**Your instructions:**
Quote the listing in full, exactly as given, minus any pictures.

### Task input

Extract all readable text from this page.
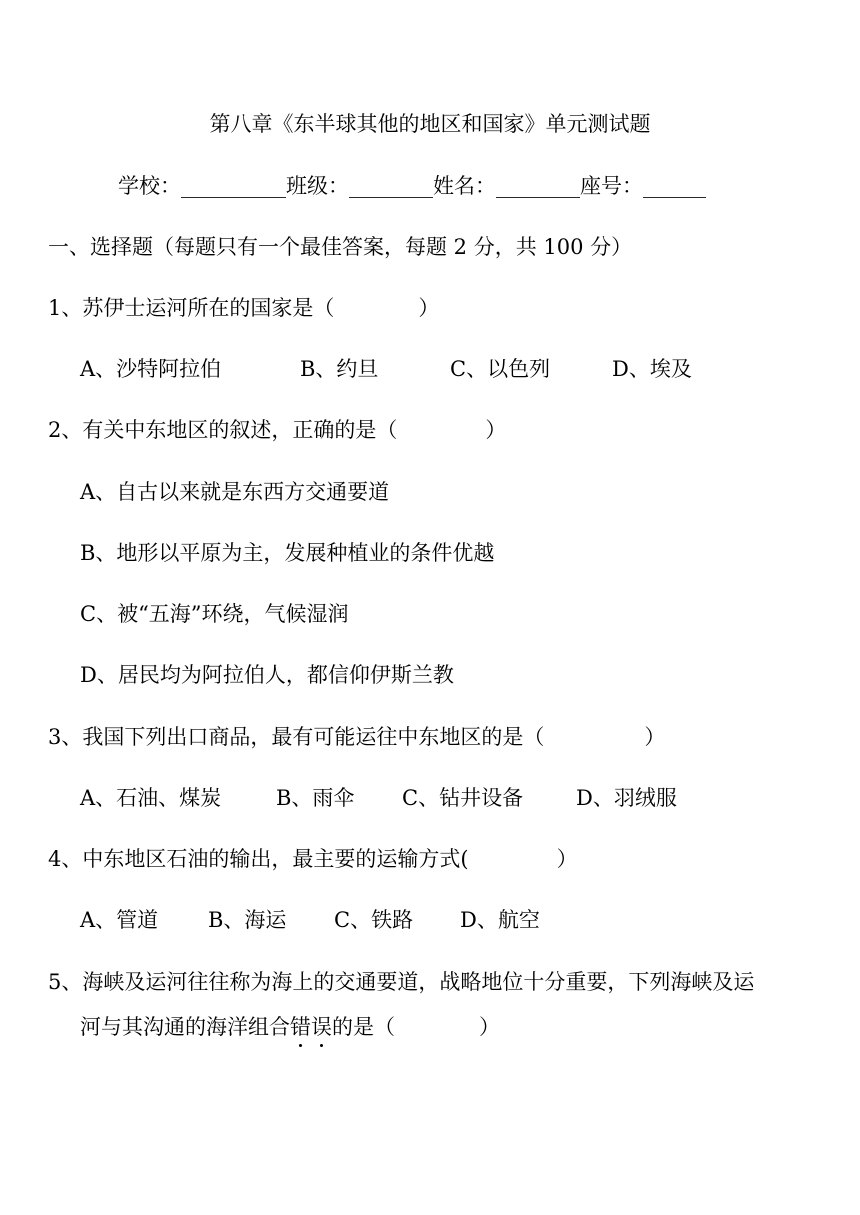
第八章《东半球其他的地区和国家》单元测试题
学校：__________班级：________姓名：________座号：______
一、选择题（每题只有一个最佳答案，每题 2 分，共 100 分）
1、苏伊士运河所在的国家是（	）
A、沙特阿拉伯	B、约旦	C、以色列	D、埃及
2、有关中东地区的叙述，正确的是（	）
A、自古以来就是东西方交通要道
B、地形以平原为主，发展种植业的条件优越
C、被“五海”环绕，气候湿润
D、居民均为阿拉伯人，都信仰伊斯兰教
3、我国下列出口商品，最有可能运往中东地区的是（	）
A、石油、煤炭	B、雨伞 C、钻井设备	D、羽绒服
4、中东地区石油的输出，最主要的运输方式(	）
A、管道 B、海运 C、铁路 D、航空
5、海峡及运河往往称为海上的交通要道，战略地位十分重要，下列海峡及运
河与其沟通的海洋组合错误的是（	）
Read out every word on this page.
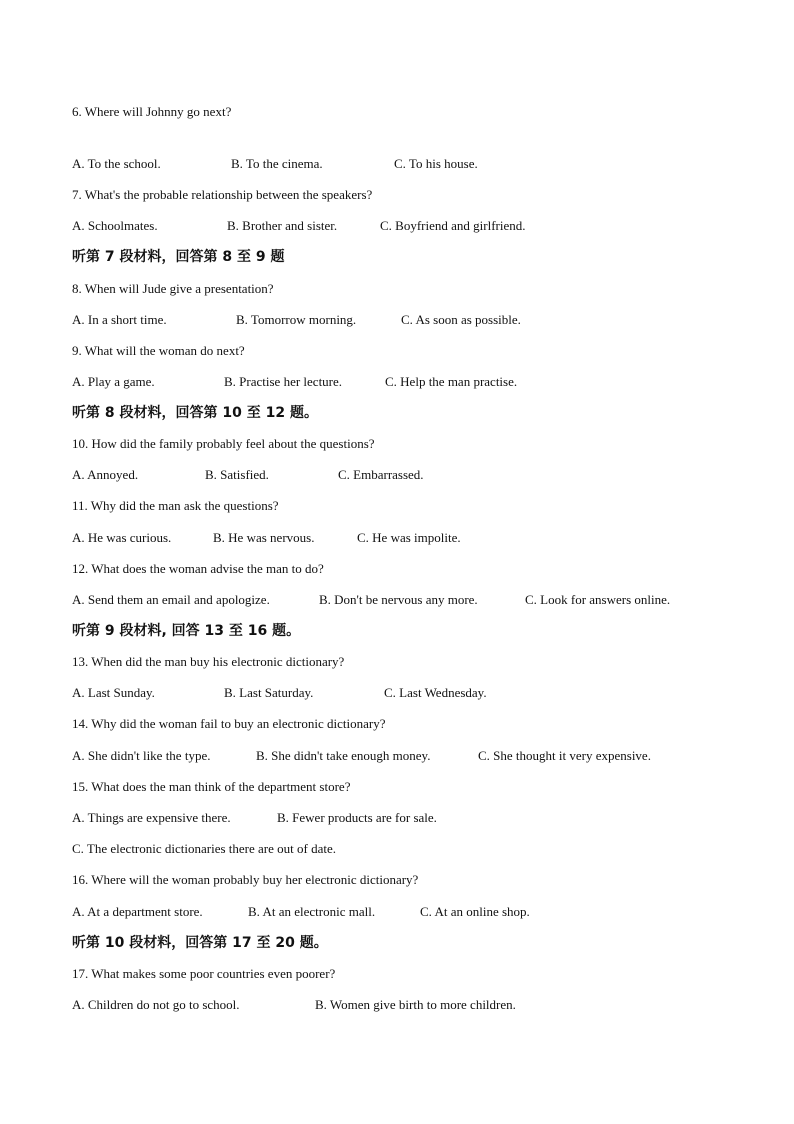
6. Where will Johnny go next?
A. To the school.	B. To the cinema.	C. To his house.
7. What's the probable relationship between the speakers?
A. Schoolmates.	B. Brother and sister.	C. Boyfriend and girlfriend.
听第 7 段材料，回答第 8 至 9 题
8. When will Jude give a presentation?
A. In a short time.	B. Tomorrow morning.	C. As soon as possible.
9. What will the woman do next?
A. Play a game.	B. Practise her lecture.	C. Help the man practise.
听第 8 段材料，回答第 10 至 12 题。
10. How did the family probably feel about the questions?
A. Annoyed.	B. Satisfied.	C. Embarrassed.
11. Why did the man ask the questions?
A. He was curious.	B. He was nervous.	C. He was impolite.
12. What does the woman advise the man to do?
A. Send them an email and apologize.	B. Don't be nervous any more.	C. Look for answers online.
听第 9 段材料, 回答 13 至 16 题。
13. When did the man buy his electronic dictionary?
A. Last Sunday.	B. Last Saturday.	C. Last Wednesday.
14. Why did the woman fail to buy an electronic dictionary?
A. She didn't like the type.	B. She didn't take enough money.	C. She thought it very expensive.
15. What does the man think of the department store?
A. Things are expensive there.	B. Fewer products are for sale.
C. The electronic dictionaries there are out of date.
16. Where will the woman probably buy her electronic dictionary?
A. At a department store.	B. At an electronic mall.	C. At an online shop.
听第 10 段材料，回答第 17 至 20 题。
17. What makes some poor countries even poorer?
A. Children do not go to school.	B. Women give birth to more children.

######

**Written response:**
Extract all readable text from this page.
第八章《东半球其他的地区和国家》单元测试题
学校：__________班级：________姓名：________座号：______
一、选择题（每题只有一个最佳答案，每题 2 分，共 100 分）
1、苏伊士运河所在的国家是（	）
A、沙特阿拉伯	B、约旦	C、以色列	D、埃及
2、有关中东地区的叙述，正确的是（	）
A、自古以来就是东西方交通要道
B、地形以平原为主，发展种植业的条件优越
C、被“五海”环绕，气候湿润
D、居民均为阿拉伯人，都信仰伊斯兰教
3、我国下列出口商品，最有可能运往中东地区的是（	）
A、石油、煤炭	B、雨伞 C、钻井设备	D、羽绒服
4、中东地区石油的输出，最主要的运输方式(	）
A、管道 B、海运 C、铁路 D、航空
5、海峡及运河往往称为海上的交通要道，战略地位十分重要，下列海峡及运
河与其沟通的海洋组合错误的是（	）
Read out every word on this page.
6. Where will Johnny go next?
A. To the school.	B. To the cinema.	C. To his house.
7. What's the probable relationship between the speakers?
A. Schoolmates.	B. Brother and sister.	C. Boyfriend and girlfriend.
听第 7 段材料，回答第 8 至 9 题
8. When will Jude give a presentation?
A. In a short time.	B. Tomorrow morning.	C. As soon as possible.
9. What will the woman do next?
A. Play a game.	B. Practise her lecture.	C. Help the man practise.
听第 8 段材料，回答第 10 至 12 题。
10. How did the family probably feel about the questions?
A. Annoyed.	B. Satisfied.	C. Embarrassed.
11. Why did the man ask the questions?
A. He was curious.	B. He was nervous.	C. He was impolite.
12. What does the woman advise the man to do?
A. Send them an email and apologize.	B. Don't be nervous any more.	C. Look for answers online.
听第 9 段材料, 回答 13 至 16 题。
13. When did the man buy his electronic dictionary?
A. Last Sunday.	B. Last Saturday.	C. Last Wednesday.
14. Why did the woman fail to buy an electronic dictionary?
A. She didn't like the type.	B. She didn't take enough money.	C. She thought it very expensive.
15. What does the man think of the department store?
A. Things are expensive there.	B. Fewer products are for sale.
C. The electronic dictionaries there are out of date.
16. Where will the woman probably buy her electronic dictionary?
A. At a department store.	B. At an electronic mall.	C. At an online shop.
听第 10 段材料，回答第 17 至 20 题。
17. What makes some poor countries even poorer?
A. Children do not go to school.	B. Women give birth to more children.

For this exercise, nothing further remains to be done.